**Text excerpt:**
Doerr presents us with two intricate stories, both of which take place during World War II; late in the novel, inevitably, they intersect.

In August 1944, Marie-Laure LeBlanc is a blind 16-year-old living in the walled port city of Saint-Malo in Brittany and hoping to escape the effects of Allied bombing. D-Day took place two months earlier, and Cherbourg, Caen and Rennes have already been liberated. She’s taken refuge in this city with her great-uncle Etienne, at first a fairly frightening figure to her. Marie-Laure’s father was a locksmith and craftsman who made scale models of cities that Marie-Laure studied so she could travel around on her own. He also crafted clever and intricate boxes, within which treasures could be hidden. Parallel to the story of Marie-Laure we meet Werner and Jutta Pfennig, a brother and sister, both orphans who have been raised in the Children’s House outside Essen, in Germany. Through flashbacks we learn that Werner had been a curious and bright child who developed an obsession with radio transmitters and receivers, both in their infancies during this period. Eventually, Werner goes to a select technical school and then, at 18, into the Wehrmacht, where his technical aptitudes are recognized and he’s put on a team trying to track down illegal radio transmissions. Etienne and Marie-Laure are responsible for some of these transmissions, but Werner is intrigued since what she’s broadcasting is innocent—she shares her passion for Jules Verne by reading aloud 20,000 Leagues Under the Sea. A further subplot involves Marie-Laure’s father’s having hidden a valuable diamond, one being tracked down by Reinhold von Rumpel, a relentless German sergeant-major.

**Entries:**
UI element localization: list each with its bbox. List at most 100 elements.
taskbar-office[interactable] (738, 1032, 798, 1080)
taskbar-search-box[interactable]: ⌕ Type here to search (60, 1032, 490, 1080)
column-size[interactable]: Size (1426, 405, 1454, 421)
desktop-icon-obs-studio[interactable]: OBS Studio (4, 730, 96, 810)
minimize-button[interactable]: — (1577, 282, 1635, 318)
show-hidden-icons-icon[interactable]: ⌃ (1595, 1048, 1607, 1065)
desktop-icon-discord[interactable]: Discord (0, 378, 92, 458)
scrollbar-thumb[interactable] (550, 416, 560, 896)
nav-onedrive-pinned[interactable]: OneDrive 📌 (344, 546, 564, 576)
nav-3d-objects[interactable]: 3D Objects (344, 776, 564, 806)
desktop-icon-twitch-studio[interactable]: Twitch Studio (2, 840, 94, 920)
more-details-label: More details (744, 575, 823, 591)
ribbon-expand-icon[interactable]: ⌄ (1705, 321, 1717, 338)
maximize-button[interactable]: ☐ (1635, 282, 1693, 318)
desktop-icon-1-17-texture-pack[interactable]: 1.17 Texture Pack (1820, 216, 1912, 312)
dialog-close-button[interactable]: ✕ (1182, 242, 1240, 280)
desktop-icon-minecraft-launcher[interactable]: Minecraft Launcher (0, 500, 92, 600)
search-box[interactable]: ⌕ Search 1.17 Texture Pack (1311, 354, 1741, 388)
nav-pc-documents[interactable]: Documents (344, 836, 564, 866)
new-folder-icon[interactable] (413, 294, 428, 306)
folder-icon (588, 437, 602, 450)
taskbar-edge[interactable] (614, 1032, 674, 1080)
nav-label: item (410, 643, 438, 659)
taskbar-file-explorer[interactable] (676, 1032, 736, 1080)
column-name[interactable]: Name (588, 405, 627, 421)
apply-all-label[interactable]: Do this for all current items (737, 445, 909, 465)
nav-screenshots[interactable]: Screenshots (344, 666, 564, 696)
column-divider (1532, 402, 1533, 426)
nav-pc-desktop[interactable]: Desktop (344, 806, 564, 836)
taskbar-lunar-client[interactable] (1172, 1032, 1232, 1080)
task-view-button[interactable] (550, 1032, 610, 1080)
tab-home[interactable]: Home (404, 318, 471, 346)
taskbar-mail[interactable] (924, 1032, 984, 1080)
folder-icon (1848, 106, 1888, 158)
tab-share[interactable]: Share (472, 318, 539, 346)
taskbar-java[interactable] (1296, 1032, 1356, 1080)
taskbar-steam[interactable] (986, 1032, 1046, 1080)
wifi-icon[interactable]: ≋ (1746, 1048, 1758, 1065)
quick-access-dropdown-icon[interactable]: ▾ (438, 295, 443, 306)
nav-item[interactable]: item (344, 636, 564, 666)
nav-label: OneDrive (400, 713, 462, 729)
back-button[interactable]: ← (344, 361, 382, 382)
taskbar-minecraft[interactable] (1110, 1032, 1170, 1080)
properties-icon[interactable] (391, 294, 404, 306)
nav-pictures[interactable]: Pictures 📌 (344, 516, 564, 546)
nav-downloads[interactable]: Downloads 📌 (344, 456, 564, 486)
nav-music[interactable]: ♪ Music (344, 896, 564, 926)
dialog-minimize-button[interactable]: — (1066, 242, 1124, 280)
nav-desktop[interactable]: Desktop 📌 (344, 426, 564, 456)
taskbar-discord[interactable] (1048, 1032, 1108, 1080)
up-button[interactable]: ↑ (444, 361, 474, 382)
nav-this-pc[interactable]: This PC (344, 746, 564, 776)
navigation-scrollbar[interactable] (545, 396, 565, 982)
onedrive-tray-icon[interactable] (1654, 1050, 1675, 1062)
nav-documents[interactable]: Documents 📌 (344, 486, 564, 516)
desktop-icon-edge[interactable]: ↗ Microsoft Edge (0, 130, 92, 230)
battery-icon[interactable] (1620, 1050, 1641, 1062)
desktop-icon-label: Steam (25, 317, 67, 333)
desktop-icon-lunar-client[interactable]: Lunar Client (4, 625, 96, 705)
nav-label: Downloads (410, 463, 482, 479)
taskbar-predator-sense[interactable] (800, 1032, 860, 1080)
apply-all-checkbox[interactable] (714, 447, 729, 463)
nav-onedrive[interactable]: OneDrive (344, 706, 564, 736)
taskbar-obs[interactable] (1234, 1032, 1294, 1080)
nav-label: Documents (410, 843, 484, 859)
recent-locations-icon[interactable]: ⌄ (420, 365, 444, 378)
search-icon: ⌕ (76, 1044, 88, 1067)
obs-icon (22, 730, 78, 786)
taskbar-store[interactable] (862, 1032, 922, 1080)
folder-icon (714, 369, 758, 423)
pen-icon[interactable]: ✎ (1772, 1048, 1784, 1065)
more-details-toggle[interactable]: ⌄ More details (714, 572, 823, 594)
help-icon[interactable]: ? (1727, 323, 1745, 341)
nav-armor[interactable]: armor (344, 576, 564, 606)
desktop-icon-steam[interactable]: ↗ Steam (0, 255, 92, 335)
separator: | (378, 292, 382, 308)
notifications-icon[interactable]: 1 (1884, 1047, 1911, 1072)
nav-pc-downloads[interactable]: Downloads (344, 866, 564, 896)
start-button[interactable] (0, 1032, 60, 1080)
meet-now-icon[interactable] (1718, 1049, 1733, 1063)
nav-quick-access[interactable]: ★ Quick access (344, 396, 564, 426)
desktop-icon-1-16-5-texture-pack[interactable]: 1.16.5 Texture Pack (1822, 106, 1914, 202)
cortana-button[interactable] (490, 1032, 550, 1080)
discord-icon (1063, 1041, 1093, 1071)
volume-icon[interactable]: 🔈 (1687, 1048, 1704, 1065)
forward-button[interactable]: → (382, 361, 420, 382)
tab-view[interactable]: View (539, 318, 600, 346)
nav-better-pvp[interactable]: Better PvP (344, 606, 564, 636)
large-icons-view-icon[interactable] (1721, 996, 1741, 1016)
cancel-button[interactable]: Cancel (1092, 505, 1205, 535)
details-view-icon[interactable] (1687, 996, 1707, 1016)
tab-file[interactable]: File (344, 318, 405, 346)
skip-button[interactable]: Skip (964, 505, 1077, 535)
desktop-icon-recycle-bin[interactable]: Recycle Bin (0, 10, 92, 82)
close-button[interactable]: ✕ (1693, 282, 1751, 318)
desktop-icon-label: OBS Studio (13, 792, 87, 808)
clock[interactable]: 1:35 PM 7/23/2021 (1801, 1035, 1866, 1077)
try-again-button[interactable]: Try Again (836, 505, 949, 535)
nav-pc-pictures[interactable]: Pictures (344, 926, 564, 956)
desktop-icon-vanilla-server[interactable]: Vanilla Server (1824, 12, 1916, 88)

**The request:** In the review excerpt, which book does Marie-Laure read aloud in her radio broadcasts?

**Full answer:** She reads aloud Jules Verne's 20,000 Leagues Under the Sea.